# [Problem to work on]
Output all records precisely as written.

# [Data records]
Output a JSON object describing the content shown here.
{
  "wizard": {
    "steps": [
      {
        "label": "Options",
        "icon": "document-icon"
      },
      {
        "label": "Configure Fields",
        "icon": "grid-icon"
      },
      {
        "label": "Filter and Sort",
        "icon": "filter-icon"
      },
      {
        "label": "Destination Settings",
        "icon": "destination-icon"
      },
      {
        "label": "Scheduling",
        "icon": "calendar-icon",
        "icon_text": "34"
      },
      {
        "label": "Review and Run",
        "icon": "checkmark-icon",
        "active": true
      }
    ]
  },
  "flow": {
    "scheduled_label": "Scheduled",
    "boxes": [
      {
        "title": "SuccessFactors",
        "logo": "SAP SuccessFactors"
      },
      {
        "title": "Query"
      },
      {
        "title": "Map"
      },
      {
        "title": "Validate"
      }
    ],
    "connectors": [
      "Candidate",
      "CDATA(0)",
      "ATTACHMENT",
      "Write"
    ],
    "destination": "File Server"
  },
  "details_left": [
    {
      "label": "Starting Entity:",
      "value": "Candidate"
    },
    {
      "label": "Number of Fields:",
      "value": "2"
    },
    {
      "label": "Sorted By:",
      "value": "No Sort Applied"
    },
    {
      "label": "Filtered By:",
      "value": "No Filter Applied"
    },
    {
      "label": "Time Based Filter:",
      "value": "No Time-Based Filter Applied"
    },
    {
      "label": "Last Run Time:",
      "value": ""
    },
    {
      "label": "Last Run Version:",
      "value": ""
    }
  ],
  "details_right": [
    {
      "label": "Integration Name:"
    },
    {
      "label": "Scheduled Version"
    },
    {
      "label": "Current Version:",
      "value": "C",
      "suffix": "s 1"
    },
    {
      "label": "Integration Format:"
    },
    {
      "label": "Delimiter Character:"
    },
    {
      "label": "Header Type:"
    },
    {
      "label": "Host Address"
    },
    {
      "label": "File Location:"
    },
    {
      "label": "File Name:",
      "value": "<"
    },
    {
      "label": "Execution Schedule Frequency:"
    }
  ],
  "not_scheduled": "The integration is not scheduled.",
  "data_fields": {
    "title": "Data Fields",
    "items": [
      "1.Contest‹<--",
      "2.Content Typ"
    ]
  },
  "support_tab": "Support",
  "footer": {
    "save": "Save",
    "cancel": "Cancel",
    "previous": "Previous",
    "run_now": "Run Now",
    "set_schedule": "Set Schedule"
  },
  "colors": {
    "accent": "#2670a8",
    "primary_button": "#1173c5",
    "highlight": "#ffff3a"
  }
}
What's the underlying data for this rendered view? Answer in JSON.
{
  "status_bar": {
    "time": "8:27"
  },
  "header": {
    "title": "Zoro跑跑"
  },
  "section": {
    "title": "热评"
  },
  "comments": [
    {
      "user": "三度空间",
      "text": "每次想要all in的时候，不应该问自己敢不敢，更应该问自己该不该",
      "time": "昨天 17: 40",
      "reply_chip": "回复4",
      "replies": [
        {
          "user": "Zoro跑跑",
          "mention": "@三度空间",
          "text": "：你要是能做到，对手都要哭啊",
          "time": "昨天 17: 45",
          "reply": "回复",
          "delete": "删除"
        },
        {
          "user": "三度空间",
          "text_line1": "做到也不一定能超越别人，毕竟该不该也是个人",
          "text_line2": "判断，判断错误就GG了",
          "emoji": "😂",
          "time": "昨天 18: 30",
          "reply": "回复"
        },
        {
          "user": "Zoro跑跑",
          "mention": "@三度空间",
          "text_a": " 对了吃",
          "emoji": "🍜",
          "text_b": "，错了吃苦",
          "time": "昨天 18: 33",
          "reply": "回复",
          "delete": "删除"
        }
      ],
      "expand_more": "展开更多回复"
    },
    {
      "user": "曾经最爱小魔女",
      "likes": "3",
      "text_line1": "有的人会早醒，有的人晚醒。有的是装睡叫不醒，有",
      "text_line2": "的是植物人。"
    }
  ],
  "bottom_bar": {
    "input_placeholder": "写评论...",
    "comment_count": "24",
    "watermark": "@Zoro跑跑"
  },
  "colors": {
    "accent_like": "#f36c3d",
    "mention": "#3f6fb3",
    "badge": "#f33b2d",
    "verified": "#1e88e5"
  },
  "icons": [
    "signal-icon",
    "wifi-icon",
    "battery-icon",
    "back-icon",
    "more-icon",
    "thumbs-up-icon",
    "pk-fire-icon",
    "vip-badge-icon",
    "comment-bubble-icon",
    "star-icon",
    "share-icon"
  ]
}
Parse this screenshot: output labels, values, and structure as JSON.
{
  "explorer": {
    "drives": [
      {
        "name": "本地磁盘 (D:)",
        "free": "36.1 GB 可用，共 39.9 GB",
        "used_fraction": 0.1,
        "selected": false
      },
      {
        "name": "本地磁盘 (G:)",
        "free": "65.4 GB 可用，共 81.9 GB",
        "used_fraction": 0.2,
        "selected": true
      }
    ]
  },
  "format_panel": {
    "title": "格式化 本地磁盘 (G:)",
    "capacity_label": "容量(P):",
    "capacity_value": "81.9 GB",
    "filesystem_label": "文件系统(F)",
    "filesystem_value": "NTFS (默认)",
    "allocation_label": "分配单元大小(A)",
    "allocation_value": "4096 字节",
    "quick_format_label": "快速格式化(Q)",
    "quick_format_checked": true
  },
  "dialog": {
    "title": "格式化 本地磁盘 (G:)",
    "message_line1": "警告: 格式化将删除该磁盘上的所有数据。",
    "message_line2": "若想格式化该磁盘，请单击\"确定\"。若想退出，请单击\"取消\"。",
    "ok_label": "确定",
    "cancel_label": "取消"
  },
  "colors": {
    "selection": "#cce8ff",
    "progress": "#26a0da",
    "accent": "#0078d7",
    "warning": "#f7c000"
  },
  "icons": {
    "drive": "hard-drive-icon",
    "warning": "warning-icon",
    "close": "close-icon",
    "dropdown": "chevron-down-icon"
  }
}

# [The reply]
Output a JSON object describing the content shown here.
{
  "wizard": {
    "steps": [
      {
        "label": "Options",
        "icon": "document-icon"
      },
      {
        "label": "Configure Fields",
        "icon": "grid-icon"
      },
      {
        "label": "Filter and Sort",
        "icon": "filter-icon"
      },
      {
        "label": "Destination Settings",
        "icon": "destination-icon"
      },
      {
        "label": "Scheduling",
        "icon": "calendar-icon",
        "icon_text": "34"
      },
      {
        "label": "Review and Run",
        "icon": "checkmark-icon",
        "active": true
      }
    ]
  },
  "flow": {
    "scheduled_label": "Scheduled",
    "boxes": [
      {
        "title": "SuccessFactors",
        "logo": "SAP SuccessFactors"
      },
      {
        "title": "Query"
      },
      {
        "title": "Map"
      },
      {
        "title": "Validate"
      }
    ],
    "connectors": [
      "Candidate",
      "CDATA(0)",
      "ATTACHMENT",
      "Write"
    ],
    "destination": "File Server"
  },
  "details_left": [
    {
      "label": "Starting Entity:",
      "value": "Candidate"
    },
    {
      "label": "Number of Fields:",
      "value": "2"
    },
    {
      "label": "Sorted By:",
      "value": "No Sort Applied"
    },
    {
      "label": "Filtered By:",
      "value": "No Filter Applied"
    },
    {
      "label": "Time Based Filter:",
      "value": "No Time-Based Filter Applied"
    },
    {
      "label": "Last Run Time:",
      "value": ""
    },
    {
      "label": "Last Run Version:",
      "value": ""
    }
  ],
  "details_right": [
    {
      "label": "Integration Name:"
    },
    {
      "label": "Scheduled Version"
    },
    {
      "label": "Current Version:",
      "value": "C",
      "suffix": "s 1"
    },
    {
      "label": "Integration Format:"
    },
    {
      "label": "Delimiter Character:"
    },
    {
      "label": "Header Type:"
    },
    {
      "label": "Host Address"
    },
    {
      "label": "File Location:"
    },
    {
      "label": "File Name:",
      "value": "<"
    },
    {
      "label": "Execution Schedule Frequency:"
    }
  ],
  "not_scheduled": "The integration is not scheduled.",
  "data_fields": {
    "title": "Data Fields",
    "items": [
      "1.Contest‹<--",
      "2.Content Typ"
    ]
  },
  "support_tab": "Support",
  "footer": {
    "save": "Save",
    "cancel": "Cancel",
    "previous": "Previous",
    "run_now": "Run Now",
    "set_schedule": "Set Schedule"
  },
  "colors": {
    "accent": "#2670a8",
    "primary_button": "#1173c5",
    "highlight": "#ffff3a"
  }
}
What's the underlying data for this rendered view? Answer in JSON.
{
  "status_bar": {
    "time": "8:27"
  },
  "header": {
    "title": "Zoro跑跑"
  },
  "section": {
    "title": "热评"
  },
  "comments": [
    {
      "user": "三度空间",
      "text": "每次想要all in的时候，不应该问自己敢不敢，更应该问自己该不该",
      "time": "昨天 17: 40",
      "reply_chip": "回复4",
      "replies": [
        {
          "user": "Zoro跑跑",
          "mention": "@三度空间",
          "text": "：你要是能做到，对手都要哭啊",
          "time": "昨天 17: 45",
          "reply": "回复",
          "delete": "删除"
        },
        {
          "user": "三度空间",
          "text_line1": "做到也不一定能超越别人，毕竟该不该也是个人",
          "text_line2": "判断，判断错误就GG了",
          "emoji": "😂",
          "time": "昨天 18: 30",
          "reply": "回复"
        },
        {
          "user": "Zoro跑跑",
          "mention": "@三度空间",
          "text_a": " 对了吃",
          "emoji": "🍜",
          "text_b": "，错了吃苦",
          "time": "昨天 18: 33",
          "reply": "回复",
          "delete": "删除"
        }
      ],
      "expand_more": "展开更多回复"
    },
    {
      "user": "曾经最爱小魔女",
      "likes": "3",
      "text_line1": "有的人会早醒，有的人晚醒。有的是装睡叫不醒，有",
      "text_line2": "的是植物人。"
    }
  ],
  "bottom_bar": {
    "input_placeholder": "写评论...",
    "comment_count": "24",
    "watermark": "@Zoro跑跑"
  },
  "colors": {
    "accent_like": "#f36c3d",
    "mention": "#3f6fb3",
    "badge": "#f33b2d",
    "verified": "#1e88e5"
  },
  "icons": [
    "signal-icon",
    "wifi-icon",
    "battery-icon",
    "back-icon",
    "more-icon",
    "thumbs-up-icon",
    "pk-fire-icon",
    "vip-badge-icon",
    "comment-bubble-icon",
    "star-icon",
    "share-icon"
  ]
}
Parse this screenshot: output labels, values, and structure as JSON.
{
  "explorer": {
    "drives": [
      {
        "name": "本地磁盘 (D:)",
        "free": "36.1 GB 可用，共 39.9 GB",
        "used_fraction": 0.1,
        "selected": false
      },
      {
        "name": "本地磁盘 (G:)",
        "free": "65.4 GB 可用，共 81.9 GB",
        "used_fraction": 0.2,
        "selected": true
      }
    ]
  },
  "format_panel": {
    "title": "格式化 本地磁盘 (G:)",
    "capacity_label": "容量(P):",
    "capacity_value": "81.9 GB",
    "filesystem_label": "文件系统(F)",
    "filesystem_value": "NTFS (默认)",
    "allocation_label": "分配单元大小(A)",
    "allocation_value": "4096 字节",
    "quick_format_label": "快速格式化(Q)",
    "quick_format_checked": true
  },
  "dialog": {
    "title": "格式化 本地磁盘 (G:)",
    "message_line1": "警告: 格式化将删除该磁盘上的所有数据。",
    "message_line2": "若想格式化该磁盘，请单击\"确定\"。若想退出，请单击\"取消\"。",
    "ok_label": "确定",
    "cancel_label": "取消"
  },
  "colors": {
    "selection": "#cce8ff",
    "progress": "#26a0da",
    "accent": "#0078d7",
    "warning": "#f7c000"
  },
  "icons": {
    "drive": "hard-drive-icon",
    "warning": "warning-icon",
    "close": "close-icon",
    "dropdown": "chevron-down-icon"
  }
}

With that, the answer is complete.